▶ Task brief
Locate the lines of the listing below that hold "budou", then copy each of them.

▶ Records for the exercise
┄┄┄┄┄┄┄┄┄┄┄┄┄┄┄┄┄┄┄┄

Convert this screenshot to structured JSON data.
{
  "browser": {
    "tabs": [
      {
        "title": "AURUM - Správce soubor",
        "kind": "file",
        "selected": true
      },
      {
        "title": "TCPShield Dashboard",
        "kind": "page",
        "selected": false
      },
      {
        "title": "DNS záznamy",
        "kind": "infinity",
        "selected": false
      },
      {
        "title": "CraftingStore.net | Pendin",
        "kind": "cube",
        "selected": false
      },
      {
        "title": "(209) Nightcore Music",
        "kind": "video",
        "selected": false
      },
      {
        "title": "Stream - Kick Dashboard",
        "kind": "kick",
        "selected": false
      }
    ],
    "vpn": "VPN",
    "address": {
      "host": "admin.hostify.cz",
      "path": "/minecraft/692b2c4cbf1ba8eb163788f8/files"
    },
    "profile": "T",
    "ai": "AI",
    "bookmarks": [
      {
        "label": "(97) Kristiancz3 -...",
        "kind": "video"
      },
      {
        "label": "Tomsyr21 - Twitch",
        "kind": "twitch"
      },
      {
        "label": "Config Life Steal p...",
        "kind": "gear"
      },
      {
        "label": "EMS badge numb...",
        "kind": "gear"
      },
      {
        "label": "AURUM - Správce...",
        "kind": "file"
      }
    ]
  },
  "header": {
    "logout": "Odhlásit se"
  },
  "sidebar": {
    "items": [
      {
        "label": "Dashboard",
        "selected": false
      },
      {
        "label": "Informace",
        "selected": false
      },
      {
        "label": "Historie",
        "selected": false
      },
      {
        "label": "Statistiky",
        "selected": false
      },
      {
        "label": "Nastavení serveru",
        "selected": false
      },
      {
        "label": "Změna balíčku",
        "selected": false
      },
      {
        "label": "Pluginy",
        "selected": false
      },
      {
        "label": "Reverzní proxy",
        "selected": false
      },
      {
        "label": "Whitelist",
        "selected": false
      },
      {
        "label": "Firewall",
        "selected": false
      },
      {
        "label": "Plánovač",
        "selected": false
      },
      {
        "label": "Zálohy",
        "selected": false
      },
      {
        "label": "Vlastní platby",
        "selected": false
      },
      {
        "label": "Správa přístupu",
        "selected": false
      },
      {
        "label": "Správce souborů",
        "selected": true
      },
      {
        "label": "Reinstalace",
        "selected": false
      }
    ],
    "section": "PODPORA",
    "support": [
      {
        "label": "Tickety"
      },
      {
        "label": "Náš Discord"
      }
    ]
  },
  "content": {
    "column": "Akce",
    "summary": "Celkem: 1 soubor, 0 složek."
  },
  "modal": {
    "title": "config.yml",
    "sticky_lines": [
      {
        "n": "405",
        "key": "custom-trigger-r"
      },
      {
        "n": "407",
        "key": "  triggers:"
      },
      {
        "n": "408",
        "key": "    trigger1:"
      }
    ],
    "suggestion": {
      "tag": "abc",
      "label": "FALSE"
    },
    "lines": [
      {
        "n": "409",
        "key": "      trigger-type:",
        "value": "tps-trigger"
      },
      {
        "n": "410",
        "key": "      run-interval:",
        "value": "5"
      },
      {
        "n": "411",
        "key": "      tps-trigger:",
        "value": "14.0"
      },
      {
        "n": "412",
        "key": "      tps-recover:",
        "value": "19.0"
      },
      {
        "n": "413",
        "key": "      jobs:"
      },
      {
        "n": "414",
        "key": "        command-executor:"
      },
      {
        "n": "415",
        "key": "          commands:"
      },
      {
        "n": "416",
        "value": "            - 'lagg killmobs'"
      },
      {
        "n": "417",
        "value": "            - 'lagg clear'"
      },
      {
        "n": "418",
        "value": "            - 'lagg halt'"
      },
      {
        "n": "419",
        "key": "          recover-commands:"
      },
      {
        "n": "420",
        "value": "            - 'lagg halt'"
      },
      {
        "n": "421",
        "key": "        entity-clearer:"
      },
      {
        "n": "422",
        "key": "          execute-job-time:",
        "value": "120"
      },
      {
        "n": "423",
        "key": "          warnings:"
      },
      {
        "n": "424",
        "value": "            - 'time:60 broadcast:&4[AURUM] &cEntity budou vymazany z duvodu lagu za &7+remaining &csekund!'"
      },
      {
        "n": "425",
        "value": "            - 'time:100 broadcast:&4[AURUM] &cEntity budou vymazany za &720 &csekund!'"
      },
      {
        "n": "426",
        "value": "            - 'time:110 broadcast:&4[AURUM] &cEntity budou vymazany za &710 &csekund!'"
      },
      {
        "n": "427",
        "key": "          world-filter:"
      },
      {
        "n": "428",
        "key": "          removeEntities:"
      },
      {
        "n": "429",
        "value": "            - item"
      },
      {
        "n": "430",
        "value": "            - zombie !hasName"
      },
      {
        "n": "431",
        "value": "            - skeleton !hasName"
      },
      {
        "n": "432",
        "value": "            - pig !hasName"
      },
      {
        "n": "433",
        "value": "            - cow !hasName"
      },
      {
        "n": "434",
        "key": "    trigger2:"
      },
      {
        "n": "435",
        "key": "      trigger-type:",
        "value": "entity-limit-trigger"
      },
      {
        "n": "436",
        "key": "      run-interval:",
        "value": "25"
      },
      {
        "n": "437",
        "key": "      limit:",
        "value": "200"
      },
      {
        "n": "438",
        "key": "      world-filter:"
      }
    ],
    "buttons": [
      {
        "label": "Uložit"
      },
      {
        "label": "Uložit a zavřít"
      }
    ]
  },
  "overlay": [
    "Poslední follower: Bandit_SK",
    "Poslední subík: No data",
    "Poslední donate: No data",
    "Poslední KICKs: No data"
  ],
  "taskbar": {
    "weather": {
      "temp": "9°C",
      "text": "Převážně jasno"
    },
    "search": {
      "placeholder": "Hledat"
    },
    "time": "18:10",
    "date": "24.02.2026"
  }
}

┄┄┄┄┄┄┄┄┄┄┄┄┄┄┄┄┄┄┄┄

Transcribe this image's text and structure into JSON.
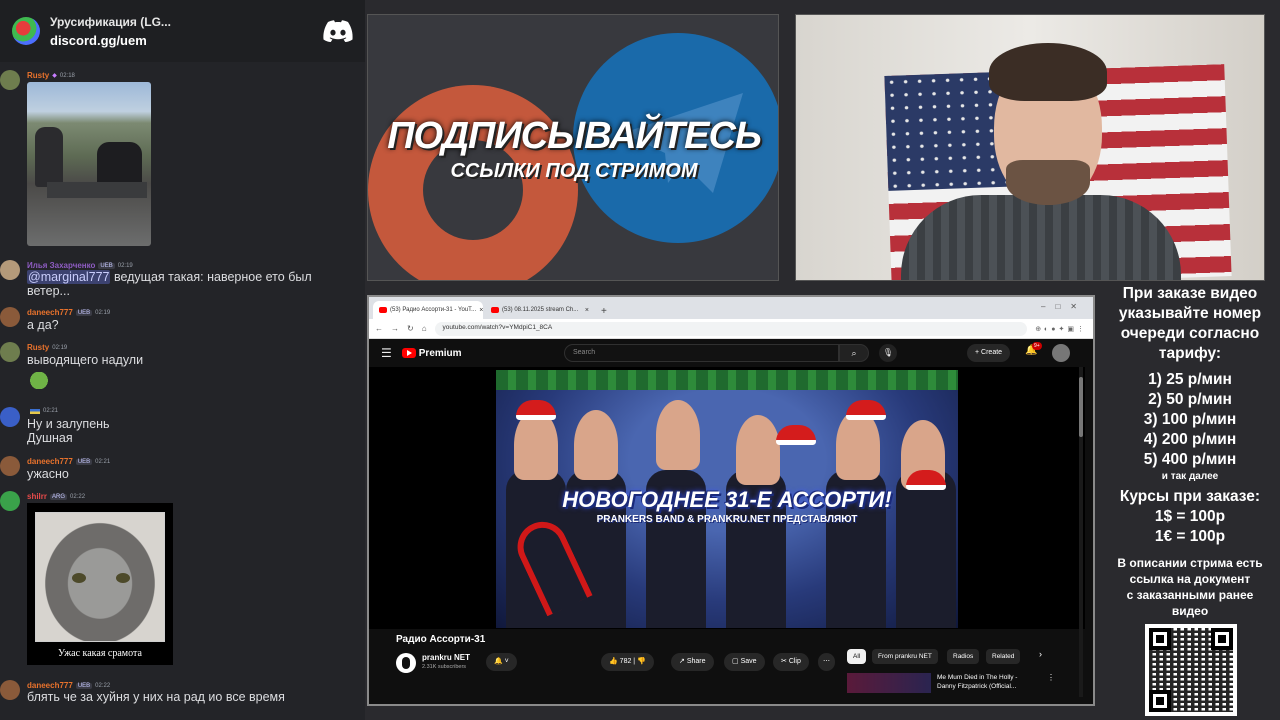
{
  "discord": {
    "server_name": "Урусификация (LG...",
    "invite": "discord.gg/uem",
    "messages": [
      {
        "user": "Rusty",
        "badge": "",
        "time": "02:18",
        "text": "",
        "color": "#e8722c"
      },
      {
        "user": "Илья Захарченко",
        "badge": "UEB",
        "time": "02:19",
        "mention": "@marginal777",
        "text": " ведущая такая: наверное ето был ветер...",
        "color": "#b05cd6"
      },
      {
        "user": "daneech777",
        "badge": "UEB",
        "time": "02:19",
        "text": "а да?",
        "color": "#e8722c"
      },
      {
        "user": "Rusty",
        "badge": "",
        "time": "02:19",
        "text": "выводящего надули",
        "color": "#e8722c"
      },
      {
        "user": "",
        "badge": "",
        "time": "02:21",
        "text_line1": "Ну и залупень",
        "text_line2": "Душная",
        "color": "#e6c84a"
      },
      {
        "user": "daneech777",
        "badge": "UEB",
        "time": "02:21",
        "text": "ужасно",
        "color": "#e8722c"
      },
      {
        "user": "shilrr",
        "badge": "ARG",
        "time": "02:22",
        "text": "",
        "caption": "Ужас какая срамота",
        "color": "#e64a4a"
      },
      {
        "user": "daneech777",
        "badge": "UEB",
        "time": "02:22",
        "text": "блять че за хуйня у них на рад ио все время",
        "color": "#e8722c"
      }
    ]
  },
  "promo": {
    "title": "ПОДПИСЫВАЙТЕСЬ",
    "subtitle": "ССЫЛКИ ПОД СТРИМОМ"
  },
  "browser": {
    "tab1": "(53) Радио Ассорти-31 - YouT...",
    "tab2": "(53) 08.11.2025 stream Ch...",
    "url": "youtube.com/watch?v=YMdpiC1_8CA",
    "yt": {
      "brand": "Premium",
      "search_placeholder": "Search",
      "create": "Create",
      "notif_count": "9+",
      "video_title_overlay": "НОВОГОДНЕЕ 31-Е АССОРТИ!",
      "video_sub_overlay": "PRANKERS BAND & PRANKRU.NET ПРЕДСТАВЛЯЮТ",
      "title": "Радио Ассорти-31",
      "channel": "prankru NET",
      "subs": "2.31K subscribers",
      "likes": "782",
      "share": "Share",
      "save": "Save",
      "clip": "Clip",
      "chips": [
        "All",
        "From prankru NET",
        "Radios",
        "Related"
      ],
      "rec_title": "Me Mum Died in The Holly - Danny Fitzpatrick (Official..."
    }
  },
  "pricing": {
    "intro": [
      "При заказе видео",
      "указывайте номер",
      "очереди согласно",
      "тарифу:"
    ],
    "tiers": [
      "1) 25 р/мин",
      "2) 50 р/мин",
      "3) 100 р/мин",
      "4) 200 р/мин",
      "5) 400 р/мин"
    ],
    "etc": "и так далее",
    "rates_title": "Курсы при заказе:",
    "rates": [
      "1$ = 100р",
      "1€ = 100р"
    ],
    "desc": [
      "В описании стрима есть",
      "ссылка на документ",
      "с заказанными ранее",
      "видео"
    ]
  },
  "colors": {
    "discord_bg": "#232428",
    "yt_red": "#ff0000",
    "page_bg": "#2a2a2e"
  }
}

┄┄┄┄┄┄┄┄┄┄┄┄┄┄┄┄┄┄┄┄

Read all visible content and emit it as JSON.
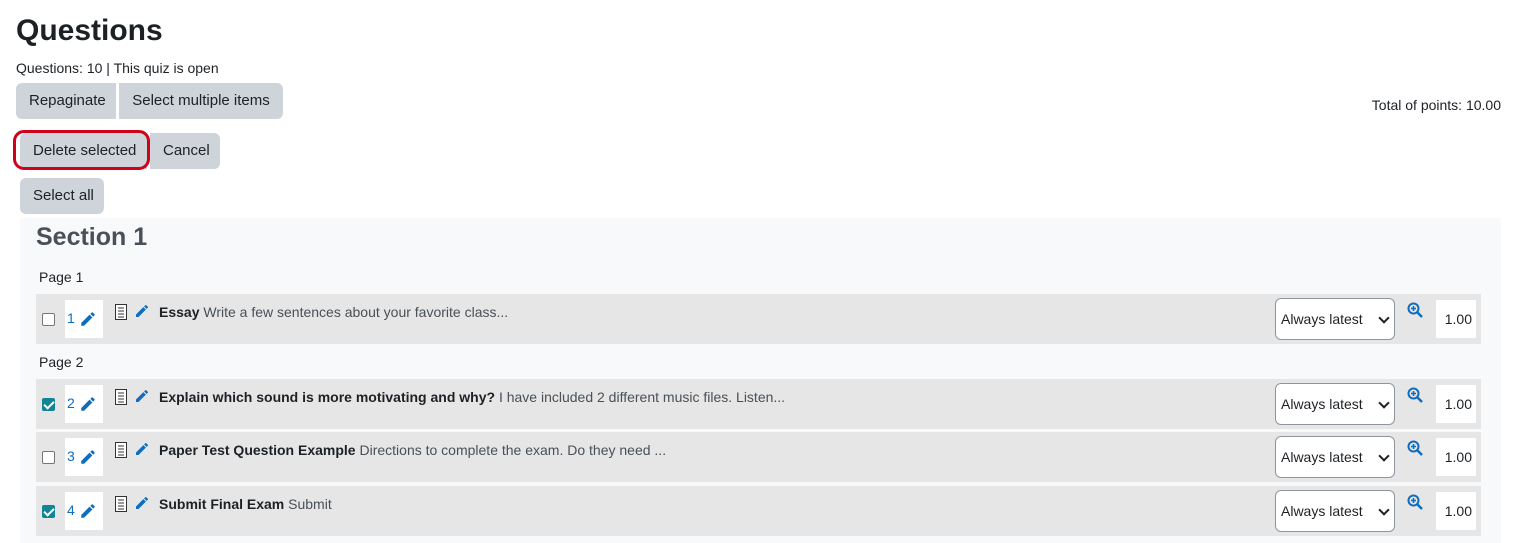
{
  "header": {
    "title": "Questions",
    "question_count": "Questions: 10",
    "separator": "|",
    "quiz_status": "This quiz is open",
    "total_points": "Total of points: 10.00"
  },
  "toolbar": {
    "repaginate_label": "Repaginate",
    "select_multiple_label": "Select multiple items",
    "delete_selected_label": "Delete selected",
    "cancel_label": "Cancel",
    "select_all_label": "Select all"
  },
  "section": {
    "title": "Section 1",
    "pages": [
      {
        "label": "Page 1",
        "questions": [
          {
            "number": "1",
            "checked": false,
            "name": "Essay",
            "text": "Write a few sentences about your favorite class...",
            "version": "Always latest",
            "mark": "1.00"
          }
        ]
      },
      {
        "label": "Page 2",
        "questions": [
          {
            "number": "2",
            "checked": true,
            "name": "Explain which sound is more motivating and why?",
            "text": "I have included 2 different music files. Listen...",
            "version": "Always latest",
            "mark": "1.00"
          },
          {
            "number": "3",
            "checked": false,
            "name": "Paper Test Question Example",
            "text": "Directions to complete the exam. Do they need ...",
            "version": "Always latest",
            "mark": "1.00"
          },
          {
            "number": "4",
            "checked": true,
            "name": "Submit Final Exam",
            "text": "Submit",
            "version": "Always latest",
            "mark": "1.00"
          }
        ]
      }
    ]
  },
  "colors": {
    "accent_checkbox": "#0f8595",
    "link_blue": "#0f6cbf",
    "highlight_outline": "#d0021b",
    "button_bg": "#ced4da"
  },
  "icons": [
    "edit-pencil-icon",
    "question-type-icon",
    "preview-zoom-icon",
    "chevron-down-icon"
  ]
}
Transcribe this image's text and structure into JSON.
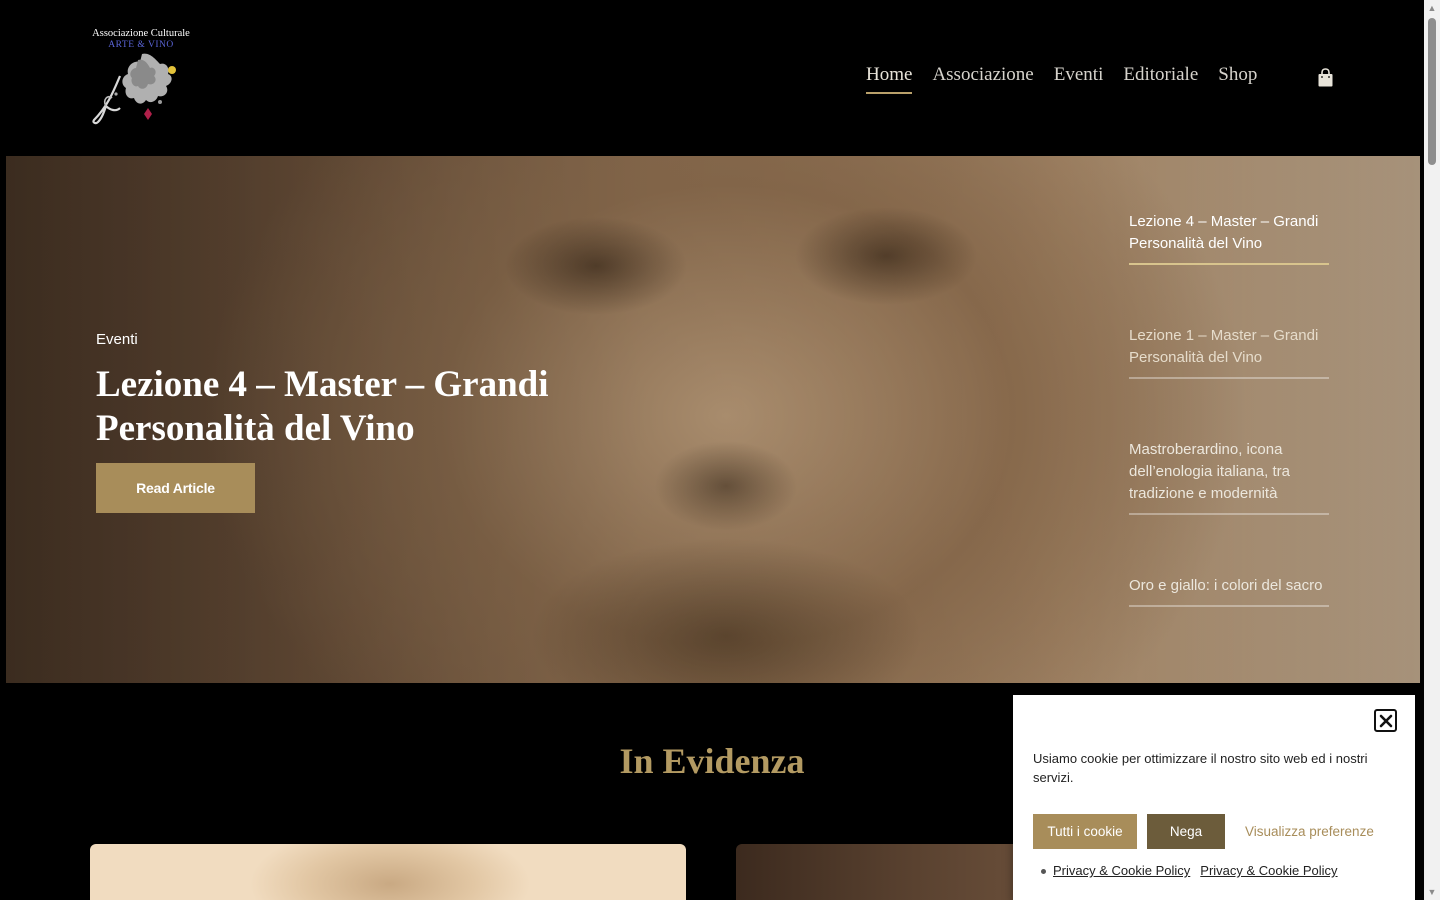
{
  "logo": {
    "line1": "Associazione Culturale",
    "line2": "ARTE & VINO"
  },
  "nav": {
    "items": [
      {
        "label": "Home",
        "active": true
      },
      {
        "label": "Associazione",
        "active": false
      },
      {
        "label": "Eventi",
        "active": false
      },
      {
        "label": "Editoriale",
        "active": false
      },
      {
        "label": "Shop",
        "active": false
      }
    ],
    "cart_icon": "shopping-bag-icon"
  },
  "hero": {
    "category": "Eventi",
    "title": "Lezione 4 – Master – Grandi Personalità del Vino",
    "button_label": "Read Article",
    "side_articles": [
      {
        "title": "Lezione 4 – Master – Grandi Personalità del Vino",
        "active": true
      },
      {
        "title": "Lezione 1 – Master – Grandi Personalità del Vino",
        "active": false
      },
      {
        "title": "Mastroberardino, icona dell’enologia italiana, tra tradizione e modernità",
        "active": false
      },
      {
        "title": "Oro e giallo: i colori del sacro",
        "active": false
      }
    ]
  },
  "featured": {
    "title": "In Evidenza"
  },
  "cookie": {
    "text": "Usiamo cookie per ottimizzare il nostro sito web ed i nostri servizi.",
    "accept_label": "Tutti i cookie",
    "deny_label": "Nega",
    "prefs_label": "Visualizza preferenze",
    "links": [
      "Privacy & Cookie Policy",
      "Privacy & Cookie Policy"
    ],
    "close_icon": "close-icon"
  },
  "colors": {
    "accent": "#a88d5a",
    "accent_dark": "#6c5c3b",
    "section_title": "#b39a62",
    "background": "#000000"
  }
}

┄┄┄┄┄┄┄┄┄┄┄┄┄┄┄┄┄┄┄┄

▶ Answer to this exercise
        "value": "            - 'time:60 broadcast:&4[AURUM] &cEntity budou vymazany z duvodu lagu za &7+remaining &csekund!'"
        "value": "            - 'time:100 broadcast:&4[AURUM] &cEntity budou vymazany za &720 &csekund!'"
        "value": "            - 'time:110 broadcast:&4[AURUM] &cEntity budou vymazany za &710 &csekund!'"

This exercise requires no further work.